◆ GIVEN INSTRUCTION:
According to the article on Sidney Island's fallow deer below, how much land does Parks Canada control on the island?

Skip to content
Join our Newsletter

Restoration of Sidney Island ecosystem 'not feasible' without full eradication of invasive deer, Parks Canada says

Parks Canada says the fallow deer must be eradicated before their population rebounds
web1_fallow-deer-on-sidney-island
Fallow deer on Sidney Island. PARKS CANADA

With a $5.9-million project to eradicate invasive deer from Sidney Island and restore native plant species set to start in the fall, many are questioning the price tag.

“It’s unnecessary. It’s a very costly endeavour for a non-existent problem,” said Frank Nielsen, a property owner on Sidney Island who spends about half of the year there.

Nielsen said he would have seen the need for an eradication years ago, but he believes regular hunting has reduced the European fallow deer population, and the island no longer has a problem. “We did have a problem. We solved it. And now, [Parks Canada] wants to spend $6 million to take the remaining 300 deer from a helicopter, and dogs. It’s just way too much for a problem that doesn’t really exist,” he said.

The Parks Canada project involves two marksmen in a helicopter and another two on the ground killing as many fallow deer as possible over a 10-day period starting in the late fall. A year later, any survivors would be flushed out, contained using fencing and trained tracker dogs, and shot.

Parks Canada controls about 440 hectares on the north end of Sidney Island — including Sidney Spit — as part of Gulf Islands National Park Reserve.

The invasive deer are responsible for drastically reducing Sidney Island’s biodiversity and removing important native species by overbrowsing, Parks Canada says. The goal of the project is eventually to restore endangered Garry oak and Douglas fir ecosystems.

A report on harvest numbers for 2022-23 shows a significant decline in the total number of deer removed each year, dropping from 436 in 2014-15 to 88 in the most recent year. Those numbers include both invasive European fallow deer and native black-tailed deer, which accounted for 10 per cent of last year’s total.

◆ EXCERPTED RECORDS:
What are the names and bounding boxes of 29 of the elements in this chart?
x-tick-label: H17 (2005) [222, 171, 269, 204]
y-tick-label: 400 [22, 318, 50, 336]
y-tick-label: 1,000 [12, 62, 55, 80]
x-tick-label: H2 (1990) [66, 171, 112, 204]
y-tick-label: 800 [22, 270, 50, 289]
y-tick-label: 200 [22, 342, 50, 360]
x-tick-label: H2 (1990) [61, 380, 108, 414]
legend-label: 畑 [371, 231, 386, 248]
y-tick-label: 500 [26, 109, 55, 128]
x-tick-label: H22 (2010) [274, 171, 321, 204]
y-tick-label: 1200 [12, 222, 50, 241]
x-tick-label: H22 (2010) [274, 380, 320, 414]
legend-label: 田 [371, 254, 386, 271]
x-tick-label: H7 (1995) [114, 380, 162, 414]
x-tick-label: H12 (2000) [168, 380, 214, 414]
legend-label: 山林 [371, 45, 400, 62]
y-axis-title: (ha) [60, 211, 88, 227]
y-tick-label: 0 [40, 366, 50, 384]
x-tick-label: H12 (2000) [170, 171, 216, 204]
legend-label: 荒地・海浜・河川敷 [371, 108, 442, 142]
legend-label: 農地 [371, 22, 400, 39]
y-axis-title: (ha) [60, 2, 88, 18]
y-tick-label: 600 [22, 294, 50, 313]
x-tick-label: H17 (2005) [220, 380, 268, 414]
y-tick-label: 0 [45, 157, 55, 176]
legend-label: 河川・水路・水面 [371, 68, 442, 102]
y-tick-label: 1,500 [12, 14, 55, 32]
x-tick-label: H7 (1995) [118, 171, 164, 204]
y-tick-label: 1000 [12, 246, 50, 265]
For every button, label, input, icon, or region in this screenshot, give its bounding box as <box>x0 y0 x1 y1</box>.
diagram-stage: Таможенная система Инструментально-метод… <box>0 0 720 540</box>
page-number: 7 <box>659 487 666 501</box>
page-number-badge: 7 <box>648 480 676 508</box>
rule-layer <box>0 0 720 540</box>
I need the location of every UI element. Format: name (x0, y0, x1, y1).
--
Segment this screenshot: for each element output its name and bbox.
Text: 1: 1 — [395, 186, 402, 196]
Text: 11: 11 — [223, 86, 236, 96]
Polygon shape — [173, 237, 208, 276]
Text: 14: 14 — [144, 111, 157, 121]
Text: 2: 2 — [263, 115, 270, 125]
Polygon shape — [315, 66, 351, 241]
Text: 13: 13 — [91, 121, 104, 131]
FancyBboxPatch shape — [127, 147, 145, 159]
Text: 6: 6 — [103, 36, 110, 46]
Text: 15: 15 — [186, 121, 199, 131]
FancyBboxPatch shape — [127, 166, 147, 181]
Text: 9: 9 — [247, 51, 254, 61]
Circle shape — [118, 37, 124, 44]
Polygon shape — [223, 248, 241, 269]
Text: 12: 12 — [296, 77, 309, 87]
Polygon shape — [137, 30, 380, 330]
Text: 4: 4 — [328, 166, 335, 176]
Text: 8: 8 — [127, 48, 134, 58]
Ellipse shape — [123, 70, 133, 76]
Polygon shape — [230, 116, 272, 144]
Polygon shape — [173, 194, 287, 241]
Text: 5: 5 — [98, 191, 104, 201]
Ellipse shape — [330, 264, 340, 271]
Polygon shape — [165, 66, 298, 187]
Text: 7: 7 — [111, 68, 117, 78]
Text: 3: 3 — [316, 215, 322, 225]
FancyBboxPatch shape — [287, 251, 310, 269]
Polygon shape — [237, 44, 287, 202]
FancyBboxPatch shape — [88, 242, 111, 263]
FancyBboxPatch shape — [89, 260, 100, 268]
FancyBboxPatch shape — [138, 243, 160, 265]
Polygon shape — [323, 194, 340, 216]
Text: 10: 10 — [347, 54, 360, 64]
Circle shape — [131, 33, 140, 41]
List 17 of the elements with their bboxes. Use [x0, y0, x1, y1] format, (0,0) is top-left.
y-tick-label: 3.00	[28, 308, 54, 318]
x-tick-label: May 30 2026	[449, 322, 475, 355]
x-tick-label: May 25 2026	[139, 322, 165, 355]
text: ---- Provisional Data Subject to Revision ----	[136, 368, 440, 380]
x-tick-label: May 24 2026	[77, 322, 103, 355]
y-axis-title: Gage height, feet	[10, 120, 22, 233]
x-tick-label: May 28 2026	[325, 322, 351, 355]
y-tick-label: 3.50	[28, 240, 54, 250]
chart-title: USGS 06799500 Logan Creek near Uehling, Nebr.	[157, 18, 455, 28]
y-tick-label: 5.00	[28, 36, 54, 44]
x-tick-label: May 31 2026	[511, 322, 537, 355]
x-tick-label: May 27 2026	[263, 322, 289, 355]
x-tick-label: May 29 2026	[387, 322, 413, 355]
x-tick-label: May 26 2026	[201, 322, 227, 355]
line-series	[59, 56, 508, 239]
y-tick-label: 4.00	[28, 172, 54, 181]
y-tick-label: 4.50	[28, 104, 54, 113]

◆ OUTPUT BELOW:
About 440 hectares on the north end of Sidney Island, including Sidney Spit.